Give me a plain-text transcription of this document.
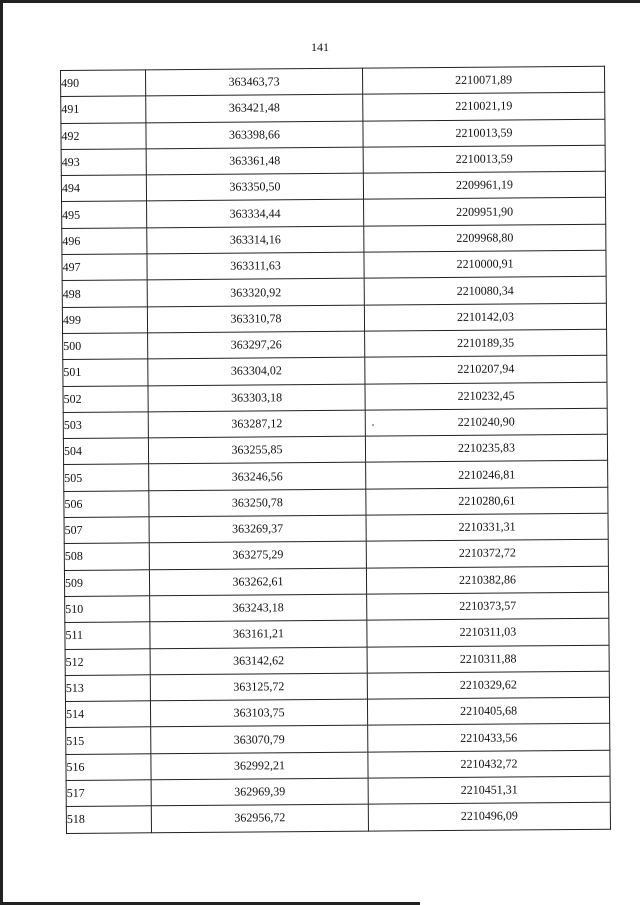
141
490	363463,73	2210071,89
491	363421,48	2210021,19
492	363398,66	2210013,59
493	363361,48	2210013,59
494	363350,50	2209961,19
495	363334,44	2209951,90
496	363314,16	2209968,80
497	363311,63	2210000,91
498	363320,92	2210080,34
499	363310,78	2210142,03
500	363297,26	2210189,35
501	363304,02	2210207,94
502	363303,18	2210232,45
503	363287,12	2210240,90
504	363255,85	2210235,83
505	363246,56	2210246,81
506	363250,78	2210280,61
507	363269,37	2210331,31
508	363275,29	2210372,72
509	363262,61	2210382,86
510	363243,18	2210373,57
511	363161,21	2210311,03
512	363142,62	2210311,88
513	363125,72	2210329,62
514	363103,75	2210405,68
515	363070,79	2210433,56
516	362992,21	2210432,72
517	362969,39	2210451,31
518	362956,72	2210496,09
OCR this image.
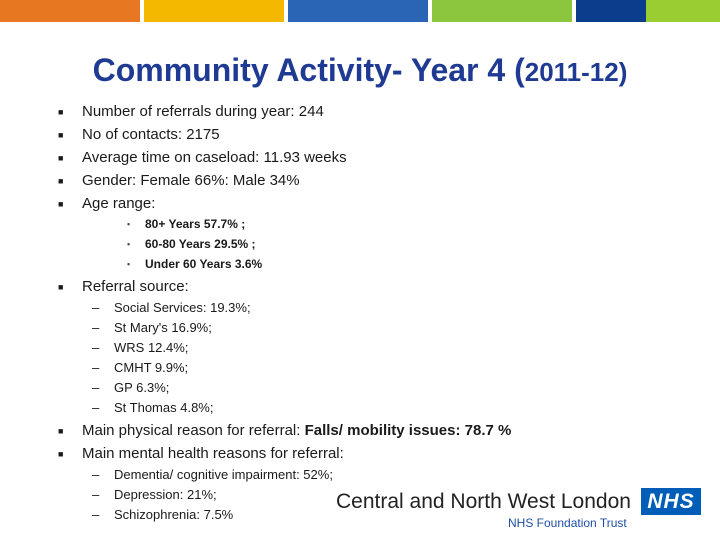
Community Activity- Year 4 (2011-12)
■ Number of referrals during year: 244
■ No of contacts: 2175
■ Average time on caseload: 11.93 weeks
■ Gender: Female 66%: Male 34%
■ Age range:
• 80+ Years 57.7% ;
• 60-80 Years 29.5% ;
• Under 60 Years 3.6%
■ Referral source:
– Social Services: 19.3%;
– St Mary's 16.9%;
– WRS 12.4%;
– CMHT 9.9%;
– GP 6.3%;
– St Thomas 4.8%;
■ Main physical reason for referral: Falls/ mobility issues: 78.7 %
■ Main mental health reasons for referral:
– Dementia/ cognitive impairment: 52%;
– Depression: 21%;
– Schizophrenia: 7.5%
Central and North West London NHS
NHS Foundation Trust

○ ○ ○

**The exercise:**
Report each line of the material above where the word "Main" appears.

**The result:**
■ Main physical reason for referral: Falls/ mobility issues: 78.7 %
■ Main mental health reasons for referral:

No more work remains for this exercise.